[WORK REQUIRED]
Rewrite the stretch of the Chemours derivative litigation summary from "Between 2015 and" through "corporation’s surplus funds.", substituting "annual dividends" for "quarterly dividends".

[ARTICLE]
In re The Chemours Derivative Litigation, C.A. No. 2020-0786-SG (Del. Ch. Nov. 1, 2021) (Glasscock, V.C.)
In this memorandum opinion, the Court of Chancery held that a derivative complaint failed to adequately plead that the director defendants faced a substantial likelihood of liability under Section 174 of the Delaware General Corporation Law (the “DGCL”) based on alleged violations of Sections 160 and 173 of the DGCL. Applying the three-part demand futility test articulated in United Food and Commercial Workers Union and Participating Food Indus. Emp’rs Tri-State Pension Fund v. Mark Zuckerberg et al., the Court dismissed the complaint under Rule 23.1 for failure to make a demand on the board.
In 2015, E.I. DuPont de Nemours and Company (“Dupont”) spun off its Performance Chemicals division to form The Chemours Company (“Chemours”). In connection with the spin-off, Chemours assumed various environmental liabilities related to chemicals manufactured by the Performance Chemicals division. At the time of the spin-off, DuPont faced nation-wide litigation relating to these chemicals. Because the litigation was largely unresolved, the size of the liabilities was uncertain.
Between 2015 and 2020, the board of directors of Chemours (the “Board”) authorized several stock repurchases and quarterly dividends. The Board’s authorizations were based on calculations of Chemours’s surplus funds using GAAP-based accounting reserves. Plaintiffs argued that, because the environmental liabilities were contingent, the Board failed to properly account for them and thereby violated Sections 160 and 173 of the DGCL, which limit a corporation’s ability to repurchase shares or issue dividends except when using the corporation’s surplus funds.

[STORED DATA]
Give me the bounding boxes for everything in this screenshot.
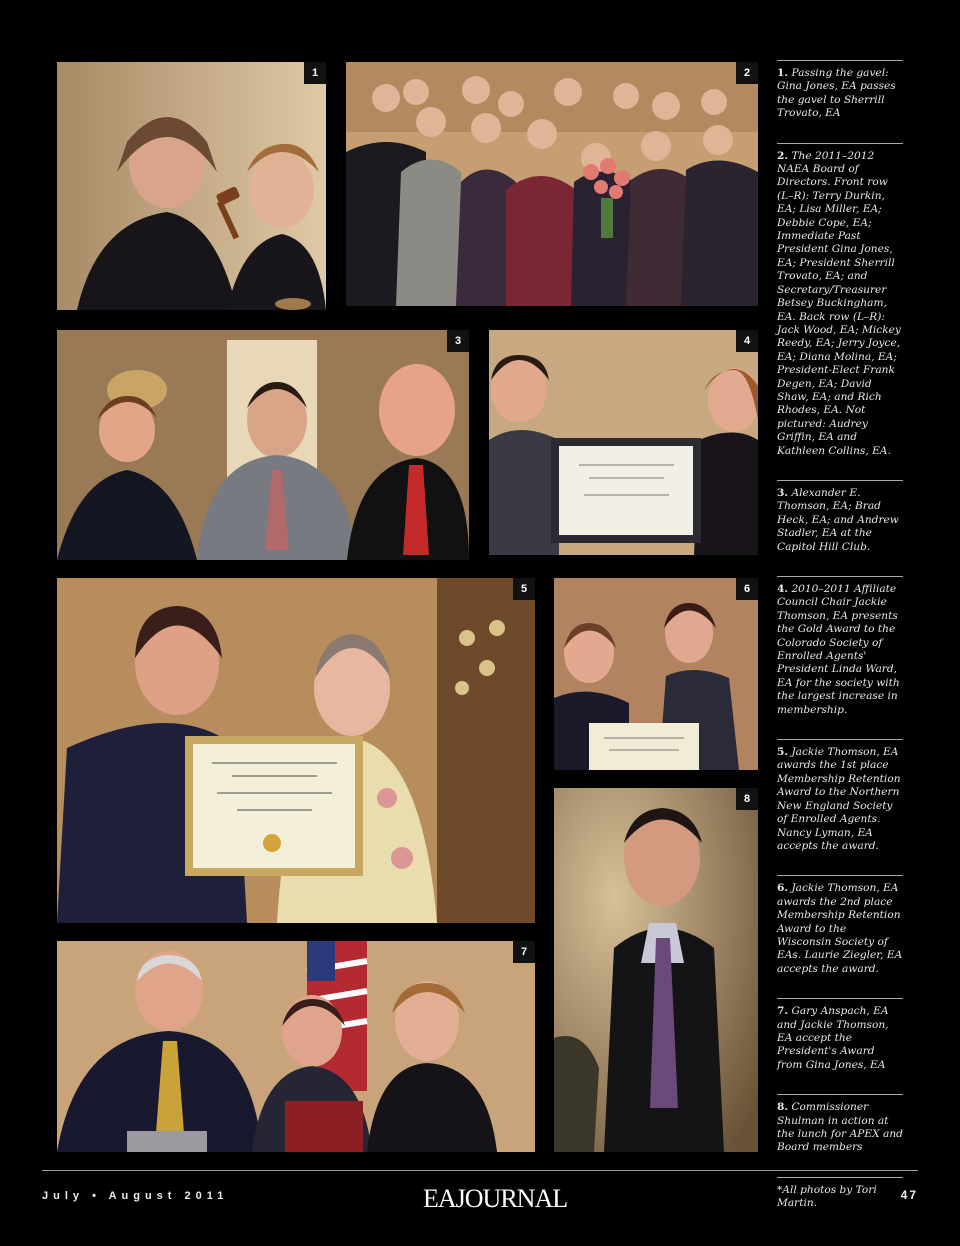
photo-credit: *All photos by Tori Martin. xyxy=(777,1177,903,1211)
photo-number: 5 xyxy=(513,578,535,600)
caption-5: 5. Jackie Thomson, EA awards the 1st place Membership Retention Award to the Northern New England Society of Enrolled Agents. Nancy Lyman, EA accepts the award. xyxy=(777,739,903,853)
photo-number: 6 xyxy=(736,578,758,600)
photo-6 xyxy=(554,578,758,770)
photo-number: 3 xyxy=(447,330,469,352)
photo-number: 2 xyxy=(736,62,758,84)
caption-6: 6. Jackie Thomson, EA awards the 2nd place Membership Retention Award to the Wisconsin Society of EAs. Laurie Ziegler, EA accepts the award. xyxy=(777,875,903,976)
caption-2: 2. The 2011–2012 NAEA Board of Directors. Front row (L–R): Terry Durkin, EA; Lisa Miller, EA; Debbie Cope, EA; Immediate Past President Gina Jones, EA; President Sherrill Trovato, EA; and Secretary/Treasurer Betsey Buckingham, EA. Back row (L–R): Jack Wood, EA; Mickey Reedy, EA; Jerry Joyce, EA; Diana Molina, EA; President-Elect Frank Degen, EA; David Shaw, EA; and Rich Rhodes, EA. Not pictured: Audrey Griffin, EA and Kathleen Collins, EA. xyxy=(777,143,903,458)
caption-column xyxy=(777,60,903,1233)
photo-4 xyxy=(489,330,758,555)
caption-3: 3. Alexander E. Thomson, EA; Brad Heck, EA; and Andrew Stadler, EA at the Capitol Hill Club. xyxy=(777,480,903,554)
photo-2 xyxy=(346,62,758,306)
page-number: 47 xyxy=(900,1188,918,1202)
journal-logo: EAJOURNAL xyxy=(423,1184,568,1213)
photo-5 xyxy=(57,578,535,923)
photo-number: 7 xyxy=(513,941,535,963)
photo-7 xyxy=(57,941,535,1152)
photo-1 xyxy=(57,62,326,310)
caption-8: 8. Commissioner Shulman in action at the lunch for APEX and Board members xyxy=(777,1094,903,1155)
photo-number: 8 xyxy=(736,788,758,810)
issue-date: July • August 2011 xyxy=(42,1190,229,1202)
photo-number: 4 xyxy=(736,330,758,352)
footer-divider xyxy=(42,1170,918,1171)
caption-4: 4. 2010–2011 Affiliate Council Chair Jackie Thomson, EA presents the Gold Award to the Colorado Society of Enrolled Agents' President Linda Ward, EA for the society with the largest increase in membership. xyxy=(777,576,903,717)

[TASK OUTPUT]
Between 2015 and 2020, the board of directors of Chemours (the “Board”) authorized several stock repurchases and annual dividends. The Board’s authorizations were based on calculations of Chemours’s surplus funds using GAAP-based accounting reserves. Plaintiffs argued that, because the environmental liabilities were contingent, the Board failed to properly account for them and thereby violated Sections 160 and 173 of the DGCL, which limit a corporation’s ability to repurchase shares or issue dividends except when using the corporation’s surplus funds.